- Directions -
Collect all lines below with the string "JSON".
====
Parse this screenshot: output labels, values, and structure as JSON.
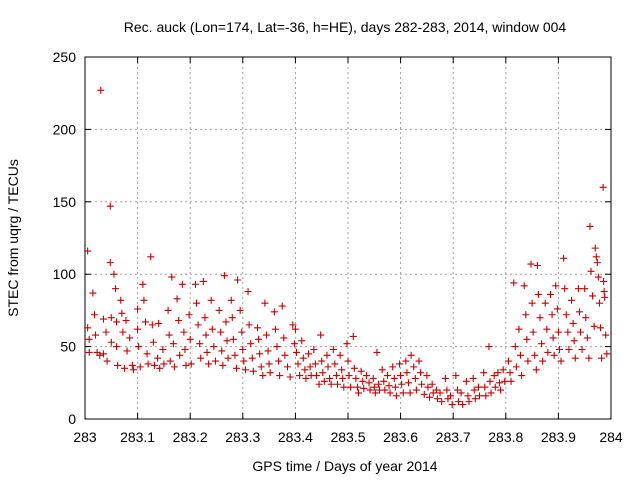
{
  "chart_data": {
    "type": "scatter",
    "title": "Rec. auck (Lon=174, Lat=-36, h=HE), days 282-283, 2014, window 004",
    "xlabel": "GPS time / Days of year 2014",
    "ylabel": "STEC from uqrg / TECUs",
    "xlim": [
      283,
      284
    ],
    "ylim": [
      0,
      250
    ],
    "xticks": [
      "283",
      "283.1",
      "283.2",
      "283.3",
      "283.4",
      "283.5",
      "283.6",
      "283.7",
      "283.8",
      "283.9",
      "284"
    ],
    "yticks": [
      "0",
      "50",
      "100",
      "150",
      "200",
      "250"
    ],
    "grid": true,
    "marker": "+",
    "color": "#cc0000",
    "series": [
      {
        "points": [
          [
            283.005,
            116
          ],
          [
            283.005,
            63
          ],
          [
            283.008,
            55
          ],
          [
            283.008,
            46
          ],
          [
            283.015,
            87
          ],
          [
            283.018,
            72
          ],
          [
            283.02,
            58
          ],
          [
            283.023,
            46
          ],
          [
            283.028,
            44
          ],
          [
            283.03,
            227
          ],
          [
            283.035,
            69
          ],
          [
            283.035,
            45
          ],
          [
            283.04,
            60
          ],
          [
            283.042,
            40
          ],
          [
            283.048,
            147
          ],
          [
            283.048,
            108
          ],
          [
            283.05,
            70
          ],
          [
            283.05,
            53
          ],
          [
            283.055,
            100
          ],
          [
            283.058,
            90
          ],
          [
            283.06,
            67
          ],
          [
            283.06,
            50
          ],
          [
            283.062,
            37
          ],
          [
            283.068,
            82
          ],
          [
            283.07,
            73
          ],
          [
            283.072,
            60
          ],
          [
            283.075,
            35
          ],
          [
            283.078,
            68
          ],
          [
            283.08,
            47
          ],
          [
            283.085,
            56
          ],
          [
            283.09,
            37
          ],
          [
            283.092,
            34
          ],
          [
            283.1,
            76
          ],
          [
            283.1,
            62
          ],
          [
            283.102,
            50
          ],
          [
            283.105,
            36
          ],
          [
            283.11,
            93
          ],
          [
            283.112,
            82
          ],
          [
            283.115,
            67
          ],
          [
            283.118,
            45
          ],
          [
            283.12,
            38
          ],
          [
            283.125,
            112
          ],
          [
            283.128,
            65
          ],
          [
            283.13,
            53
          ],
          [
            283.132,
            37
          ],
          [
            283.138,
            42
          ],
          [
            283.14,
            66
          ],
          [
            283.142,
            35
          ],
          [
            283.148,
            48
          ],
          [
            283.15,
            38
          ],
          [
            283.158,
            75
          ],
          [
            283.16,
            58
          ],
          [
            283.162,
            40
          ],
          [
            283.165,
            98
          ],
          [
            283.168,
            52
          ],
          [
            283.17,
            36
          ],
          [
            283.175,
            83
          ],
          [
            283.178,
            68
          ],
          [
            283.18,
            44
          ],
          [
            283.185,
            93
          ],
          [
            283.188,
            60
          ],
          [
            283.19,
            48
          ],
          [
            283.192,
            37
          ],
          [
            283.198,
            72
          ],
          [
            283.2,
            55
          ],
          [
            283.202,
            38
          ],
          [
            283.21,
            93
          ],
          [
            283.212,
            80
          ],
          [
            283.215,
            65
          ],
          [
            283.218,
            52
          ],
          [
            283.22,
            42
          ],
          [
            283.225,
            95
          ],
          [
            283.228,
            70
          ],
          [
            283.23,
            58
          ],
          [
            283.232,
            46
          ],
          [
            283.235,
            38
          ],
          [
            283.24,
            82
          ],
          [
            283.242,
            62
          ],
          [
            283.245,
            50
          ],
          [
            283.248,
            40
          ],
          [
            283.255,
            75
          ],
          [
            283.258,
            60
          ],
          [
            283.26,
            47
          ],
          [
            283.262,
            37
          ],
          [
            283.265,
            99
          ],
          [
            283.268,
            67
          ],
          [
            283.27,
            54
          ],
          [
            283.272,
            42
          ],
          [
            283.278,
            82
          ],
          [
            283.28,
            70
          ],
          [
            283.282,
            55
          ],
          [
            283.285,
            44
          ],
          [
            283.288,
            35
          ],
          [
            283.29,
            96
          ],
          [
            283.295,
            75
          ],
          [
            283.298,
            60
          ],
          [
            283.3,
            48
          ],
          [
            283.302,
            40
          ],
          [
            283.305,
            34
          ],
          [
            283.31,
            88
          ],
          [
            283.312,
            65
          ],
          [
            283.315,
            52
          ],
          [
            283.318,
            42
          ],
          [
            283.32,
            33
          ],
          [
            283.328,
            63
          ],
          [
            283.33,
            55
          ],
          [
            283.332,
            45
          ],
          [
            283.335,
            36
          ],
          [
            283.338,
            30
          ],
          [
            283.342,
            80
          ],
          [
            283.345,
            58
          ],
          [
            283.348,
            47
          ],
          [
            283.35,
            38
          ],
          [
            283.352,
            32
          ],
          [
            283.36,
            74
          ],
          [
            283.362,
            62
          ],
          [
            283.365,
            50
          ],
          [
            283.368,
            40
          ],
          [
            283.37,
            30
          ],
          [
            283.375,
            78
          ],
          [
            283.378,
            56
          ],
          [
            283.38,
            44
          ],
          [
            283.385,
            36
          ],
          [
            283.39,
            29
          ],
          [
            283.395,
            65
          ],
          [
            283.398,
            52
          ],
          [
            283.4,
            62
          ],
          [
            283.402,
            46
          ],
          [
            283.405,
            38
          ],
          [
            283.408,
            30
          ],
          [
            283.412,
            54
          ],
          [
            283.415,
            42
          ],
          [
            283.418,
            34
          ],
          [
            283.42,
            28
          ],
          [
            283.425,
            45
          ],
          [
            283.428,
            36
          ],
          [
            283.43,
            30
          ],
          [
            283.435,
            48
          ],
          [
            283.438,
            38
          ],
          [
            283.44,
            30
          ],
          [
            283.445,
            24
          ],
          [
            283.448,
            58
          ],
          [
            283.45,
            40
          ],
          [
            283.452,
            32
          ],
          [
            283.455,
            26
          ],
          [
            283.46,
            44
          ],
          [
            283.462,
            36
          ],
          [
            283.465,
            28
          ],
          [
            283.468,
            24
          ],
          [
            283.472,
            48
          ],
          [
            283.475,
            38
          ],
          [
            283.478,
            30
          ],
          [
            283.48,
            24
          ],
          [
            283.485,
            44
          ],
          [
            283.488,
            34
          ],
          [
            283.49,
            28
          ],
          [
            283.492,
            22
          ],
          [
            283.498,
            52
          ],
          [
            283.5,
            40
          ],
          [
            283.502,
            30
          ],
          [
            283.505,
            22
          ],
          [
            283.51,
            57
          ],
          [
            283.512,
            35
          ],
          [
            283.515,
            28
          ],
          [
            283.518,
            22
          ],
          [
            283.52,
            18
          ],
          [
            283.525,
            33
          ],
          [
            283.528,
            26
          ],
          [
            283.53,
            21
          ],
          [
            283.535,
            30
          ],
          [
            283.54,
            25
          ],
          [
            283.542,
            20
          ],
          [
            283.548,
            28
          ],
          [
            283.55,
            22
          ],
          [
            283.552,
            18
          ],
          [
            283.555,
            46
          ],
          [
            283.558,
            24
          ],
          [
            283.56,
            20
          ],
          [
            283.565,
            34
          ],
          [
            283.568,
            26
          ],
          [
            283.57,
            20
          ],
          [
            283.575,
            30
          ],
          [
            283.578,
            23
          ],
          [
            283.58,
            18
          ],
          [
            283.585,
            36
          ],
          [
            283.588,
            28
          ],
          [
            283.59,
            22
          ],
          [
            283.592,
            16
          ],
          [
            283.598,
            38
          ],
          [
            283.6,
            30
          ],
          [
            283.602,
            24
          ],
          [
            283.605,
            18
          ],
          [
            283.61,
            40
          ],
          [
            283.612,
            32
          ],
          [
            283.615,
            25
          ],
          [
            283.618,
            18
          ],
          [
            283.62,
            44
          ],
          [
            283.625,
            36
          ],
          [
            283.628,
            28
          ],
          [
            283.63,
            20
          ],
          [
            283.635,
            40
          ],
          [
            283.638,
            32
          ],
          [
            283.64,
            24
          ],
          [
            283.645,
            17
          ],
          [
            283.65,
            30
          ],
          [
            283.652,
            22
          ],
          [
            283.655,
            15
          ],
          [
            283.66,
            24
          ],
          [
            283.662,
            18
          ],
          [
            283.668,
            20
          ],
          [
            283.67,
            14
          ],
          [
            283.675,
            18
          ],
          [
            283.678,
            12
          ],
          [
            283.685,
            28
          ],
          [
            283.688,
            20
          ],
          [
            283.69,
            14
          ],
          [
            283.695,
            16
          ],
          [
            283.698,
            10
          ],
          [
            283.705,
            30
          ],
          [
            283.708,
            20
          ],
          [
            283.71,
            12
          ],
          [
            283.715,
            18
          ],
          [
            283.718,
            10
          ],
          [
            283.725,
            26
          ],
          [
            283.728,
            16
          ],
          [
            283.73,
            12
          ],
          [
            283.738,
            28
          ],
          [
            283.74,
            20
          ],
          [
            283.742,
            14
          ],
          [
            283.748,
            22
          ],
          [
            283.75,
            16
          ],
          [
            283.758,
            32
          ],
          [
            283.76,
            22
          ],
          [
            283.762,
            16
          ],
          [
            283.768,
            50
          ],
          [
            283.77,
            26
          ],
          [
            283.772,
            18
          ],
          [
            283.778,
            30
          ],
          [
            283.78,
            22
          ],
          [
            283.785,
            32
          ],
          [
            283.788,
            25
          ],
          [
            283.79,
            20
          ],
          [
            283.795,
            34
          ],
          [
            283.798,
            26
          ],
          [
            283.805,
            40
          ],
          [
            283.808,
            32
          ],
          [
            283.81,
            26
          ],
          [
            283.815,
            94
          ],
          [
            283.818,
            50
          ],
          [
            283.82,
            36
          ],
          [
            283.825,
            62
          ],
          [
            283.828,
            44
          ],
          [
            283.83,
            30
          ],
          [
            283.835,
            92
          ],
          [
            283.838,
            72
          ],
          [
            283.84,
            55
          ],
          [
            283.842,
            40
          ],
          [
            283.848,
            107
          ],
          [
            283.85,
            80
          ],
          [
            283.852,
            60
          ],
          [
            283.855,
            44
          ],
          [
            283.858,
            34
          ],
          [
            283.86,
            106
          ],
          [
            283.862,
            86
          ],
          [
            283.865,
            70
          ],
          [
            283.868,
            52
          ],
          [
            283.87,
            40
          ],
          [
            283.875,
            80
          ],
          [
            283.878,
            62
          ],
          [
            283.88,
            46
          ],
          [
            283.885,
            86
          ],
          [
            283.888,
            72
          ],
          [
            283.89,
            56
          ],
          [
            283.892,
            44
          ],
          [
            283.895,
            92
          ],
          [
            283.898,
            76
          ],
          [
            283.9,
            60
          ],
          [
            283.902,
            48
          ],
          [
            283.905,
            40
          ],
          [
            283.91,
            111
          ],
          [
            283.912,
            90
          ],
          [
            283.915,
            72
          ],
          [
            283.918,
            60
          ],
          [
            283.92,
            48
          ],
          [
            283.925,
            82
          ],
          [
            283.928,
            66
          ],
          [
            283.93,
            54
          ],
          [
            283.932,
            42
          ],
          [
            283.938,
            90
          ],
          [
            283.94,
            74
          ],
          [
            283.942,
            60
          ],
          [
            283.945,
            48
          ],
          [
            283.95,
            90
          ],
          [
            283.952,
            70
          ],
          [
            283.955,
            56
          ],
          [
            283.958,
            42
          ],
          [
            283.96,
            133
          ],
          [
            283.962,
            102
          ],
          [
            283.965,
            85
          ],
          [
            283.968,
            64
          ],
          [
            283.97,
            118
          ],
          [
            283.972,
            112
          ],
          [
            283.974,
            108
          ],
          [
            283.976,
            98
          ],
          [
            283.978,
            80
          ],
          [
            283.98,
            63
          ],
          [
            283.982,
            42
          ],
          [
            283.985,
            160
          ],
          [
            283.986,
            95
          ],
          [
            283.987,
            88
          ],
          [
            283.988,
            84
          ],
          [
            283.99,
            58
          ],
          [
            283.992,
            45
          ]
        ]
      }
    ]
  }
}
====
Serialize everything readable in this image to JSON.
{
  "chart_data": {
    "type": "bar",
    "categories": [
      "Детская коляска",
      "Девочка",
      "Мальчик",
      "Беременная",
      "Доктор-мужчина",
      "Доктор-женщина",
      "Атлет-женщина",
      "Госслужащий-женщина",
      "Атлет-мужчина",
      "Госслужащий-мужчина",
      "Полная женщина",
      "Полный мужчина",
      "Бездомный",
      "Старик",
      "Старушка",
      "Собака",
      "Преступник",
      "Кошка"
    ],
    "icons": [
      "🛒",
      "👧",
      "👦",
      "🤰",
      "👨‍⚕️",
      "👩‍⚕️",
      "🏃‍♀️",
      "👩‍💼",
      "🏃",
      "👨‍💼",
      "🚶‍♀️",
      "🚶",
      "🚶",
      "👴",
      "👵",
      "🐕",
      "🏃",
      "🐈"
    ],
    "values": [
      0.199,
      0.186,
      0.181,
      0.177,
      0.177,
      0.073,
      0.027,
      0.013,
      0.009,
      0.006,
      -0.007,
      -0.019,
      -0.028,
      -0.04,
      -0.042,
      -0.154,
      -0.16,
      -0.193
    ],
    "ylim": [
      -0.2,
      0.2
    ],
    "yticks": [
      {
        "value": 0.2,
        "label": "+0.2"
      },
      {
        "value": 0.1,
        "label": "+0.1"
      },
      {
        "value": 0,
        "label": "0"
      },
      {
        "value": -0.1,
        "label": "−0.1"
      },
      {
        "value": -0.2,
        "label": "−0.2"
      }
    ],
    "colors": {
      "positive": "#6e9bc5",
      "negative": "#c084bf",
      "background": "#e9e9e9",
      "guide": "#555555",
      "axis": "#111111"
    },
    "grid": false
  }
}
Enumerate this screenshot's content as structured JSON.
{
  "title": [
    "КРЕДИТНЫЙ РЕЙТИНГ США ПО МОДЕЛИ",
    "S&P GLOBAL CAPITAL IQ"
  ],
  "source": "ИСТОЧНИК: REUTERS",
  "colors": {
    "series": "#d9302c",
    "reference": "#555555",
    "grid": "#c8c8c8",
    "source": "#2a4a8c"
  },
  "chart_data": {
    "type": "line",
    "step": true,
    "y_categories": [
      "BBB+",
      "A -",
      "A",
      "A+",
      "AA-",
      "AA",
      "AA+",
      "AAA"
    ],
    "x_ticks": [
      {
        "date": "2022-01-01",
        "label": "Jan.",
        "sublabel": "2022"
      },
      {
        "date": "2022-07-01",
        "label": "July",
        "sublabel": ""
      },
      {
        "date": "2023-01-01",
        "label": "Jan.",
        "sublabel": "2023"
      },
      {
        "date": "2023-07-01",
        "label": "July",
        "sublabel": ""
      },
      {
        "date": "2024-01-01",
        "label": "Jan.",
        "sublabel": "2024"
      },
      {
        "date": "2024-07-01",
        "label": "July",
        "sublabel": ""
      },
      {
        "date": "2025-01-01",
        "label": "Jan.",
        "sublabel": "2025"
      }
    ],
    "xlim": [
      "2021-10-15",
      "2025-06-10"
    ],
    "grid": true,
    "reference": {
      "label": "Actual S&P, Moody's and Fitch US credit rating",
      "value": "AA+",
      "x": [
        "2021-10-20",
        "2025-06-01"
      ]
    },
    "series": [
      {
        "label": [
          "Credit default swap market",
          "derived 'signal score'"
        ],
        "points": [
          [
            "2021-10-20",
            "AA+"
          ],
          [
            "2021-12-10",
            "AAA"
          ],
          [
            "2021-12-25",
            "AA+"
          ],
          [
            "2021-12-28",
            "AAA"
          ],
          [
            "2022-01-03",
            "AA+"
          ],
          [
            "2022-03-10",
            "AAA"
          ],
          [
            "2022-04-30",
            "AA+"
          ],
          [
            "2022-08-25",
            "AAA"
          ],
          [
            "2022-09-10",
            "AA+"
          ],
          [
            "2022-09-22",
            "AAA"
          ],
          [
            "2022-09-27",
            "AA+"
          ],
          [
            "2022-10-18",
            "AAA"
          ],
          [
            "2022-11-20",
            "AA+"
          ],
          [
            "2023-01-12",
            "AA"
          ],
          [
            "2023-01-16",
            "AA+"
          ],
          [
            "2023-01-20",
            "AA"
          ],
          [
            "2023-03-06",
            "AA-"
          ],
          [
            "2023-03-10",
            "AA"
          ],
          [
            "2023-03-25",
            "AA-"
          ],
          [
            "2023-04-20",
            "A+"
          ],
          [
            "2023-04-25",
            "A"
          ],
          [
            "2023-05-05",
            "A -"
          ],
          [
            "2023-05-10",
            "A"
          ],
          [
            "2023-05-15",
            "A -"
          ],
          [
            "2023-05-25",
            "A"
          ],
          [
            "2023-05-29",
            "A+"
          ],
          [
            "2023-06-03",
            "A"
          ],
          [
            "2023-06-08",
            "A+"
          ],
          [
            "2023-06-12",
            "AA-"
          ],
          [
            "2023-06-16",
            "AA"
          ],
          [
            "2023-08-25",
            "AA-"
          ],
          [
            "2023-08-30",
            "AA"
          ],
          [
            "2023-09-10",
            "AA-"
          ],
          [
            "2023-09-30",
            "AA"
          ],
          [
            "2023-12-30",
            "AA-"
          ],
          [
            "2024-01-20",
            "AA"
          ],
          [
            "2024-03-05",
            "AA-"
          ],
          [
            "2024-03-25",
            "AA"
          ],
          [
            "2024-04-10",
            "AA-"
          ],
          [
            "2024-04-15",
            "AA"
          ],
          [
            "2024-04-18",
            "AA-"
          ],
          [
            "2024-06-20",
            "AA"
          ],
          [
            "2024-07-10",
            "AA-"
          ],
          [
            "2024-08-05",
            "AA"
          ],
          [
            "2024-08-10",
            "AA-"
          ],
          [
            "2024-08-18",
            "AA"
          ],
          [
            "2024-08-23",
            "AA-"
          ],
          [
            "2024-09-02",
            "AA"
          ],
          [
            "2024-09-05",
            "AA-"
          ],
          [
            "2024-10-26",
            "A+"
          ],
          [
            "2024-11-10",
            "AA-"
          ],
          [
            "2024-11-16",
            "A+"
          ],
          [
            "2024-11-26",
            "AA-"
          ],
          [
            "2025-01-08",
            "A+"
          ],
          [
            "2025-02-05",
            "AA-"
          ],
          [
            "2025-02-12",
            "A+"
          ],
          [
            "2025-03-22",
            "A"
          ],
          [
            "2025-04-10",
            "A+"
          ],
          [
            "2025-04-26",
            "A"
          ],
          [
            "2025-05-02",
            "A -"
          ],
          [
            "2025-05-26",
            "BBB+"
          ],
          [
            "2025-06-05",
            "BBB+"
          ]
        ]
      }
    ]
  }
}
====
- Expected output -
Parse this screenshot: output labels, values, and structure as JSON.
Serialize everything readable in this image to JSON.
Enumerate this screenshot's content as structured JSON.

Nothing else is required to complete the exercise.